● **EXERCISE DIRECTIONS**
In the entries, find all lines that hold the word "JSON" and copy them.

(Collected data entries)
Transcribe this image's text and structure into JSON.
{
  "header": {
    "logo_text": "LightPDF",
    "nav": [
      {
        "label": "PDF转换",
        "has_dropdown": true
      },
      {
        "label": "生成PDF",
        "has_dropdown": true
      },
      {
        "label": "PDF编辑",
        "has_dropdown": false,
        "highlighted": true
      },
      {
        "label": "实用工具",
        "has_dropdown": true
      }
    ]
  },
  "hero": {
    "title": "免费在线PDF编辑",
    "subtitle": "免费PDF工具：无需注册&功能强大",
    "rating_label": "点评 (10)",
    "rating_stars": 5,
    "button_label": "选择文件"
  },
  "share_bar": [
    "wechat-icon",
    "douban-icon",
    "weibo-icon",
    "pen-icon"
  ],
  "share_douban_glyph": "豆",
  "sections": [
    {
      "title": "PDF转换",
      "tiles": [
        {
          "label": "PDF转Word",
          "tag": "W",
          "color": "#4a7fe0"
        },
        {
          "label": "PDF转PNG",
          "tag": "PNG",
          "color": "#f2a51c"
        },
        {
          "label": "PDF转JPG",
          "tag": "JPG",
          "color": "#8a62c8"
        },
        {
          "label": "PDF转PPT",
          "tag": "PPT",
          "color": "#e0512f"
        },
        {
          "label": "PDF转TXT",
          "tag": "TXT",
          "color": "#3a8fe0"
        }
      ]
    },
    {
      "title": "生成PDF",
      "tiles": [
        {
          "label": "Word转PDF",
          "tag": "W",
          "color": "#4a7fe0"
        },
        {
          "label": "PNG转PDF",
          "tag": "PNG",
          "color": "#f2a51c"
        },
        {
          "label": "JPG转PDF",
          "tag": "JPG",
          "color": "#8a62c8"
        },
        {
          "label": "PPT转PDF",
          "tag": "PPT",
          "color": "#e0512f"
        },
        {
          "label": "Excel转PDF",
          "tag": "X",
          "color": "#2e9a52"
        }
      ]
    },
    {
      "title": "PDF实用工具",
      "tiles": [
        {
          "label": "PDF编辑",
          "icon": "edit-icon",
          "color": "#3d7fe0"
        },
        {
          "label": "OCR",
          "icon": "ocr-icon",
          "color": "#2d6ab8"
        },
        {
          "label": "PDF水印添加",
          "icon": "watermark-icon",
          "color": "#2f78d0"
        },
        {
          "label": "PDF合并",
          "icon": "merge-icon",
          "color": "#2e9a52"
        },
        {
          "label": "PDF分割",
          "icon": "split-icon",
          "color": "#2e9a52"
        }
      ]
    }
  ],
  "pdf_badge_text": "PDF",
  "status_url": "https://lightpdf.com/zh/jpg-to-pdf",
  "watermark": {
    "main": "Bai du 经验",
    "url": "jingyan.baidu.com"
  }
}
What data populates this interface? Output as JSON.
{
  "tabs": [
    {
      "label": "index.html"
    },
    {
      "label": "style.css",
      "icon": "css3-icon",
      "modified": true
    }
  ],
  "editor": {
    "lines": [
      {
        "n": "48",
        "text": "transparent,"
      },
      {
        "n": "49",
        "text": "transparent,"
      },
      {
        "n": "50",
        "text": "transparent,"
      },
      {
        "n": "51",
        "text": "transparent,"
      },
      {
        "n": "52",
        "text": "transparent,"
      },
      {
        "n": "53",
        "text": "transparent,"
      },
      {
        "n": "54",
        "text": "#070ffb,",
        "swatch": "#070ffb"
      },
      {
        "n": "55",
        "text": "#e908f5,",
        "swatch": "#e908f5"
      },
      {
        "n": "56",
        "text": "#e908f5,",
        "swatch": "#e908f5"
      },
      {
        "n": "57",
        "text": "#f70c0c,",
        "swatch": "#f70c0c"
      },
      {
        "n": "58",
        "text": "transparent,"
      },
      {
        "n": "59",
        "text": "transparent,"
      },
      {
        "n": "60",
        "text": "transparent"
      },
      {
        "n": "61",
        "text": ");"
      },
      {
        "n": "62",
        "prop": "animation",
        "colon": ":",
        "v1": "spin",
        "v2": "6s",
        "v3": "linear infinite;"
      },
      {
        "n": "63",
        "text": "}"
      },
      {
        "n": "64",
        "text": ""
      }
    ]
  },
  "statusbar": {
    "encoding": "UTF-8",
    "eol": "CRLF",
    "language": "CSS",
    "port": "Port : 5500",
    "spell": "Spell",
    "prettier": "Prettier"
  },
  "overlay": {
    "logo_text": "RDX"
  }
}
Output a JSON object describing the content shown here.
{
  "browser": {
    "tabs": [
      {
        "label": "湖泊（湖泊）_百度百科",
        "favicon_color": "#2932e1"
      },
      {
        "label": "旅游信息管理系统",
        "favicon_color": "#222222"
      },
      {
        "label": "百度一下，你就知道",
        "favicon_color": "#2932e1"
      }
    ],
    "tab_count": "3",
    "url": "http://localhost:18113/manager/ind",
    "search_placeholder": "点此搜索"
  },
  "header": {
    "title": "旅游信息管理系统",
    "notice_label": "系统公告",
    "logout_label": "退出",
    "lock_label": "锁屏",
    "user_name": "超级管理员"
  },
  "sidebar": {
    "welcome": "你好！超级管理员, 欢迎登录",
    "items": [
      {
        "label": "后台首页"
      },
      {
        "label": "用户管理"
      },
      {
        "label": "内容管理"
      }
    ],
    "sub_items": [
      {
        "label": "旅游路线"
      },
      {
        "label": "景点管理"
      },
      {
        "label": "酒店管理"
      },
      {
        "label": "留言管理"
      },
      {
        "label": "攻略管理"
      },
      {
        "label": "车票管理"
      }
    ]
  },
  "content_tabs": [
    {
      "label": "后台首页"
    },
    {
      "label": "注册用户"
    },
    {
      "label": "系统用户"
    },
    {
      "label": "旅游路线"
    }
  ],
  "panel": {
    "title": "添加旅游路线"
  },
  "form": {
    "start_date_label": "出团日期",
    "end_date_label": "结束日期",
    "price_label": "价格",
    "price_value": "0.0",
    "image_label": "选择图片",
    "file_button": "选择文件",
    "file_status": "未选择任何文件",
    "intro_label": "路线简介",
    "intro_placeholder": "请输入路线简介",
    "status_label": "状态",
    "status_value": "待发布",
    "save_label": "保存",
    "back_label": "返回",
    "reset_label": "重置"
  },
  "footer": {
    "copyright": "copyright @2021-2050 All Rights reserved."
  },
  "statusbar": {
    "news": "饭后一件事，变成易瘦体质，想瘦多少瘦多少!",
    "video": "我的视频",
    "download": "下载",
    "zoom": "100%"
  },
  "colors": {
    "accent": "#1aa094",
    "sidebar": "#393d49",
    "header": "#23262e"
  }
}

● **ANSWER FOR THE TASK**
Transcribe this image's text and structure into JSON.
What data populates this interface? Output as JSON.
Output a JSON object describing the content shown here.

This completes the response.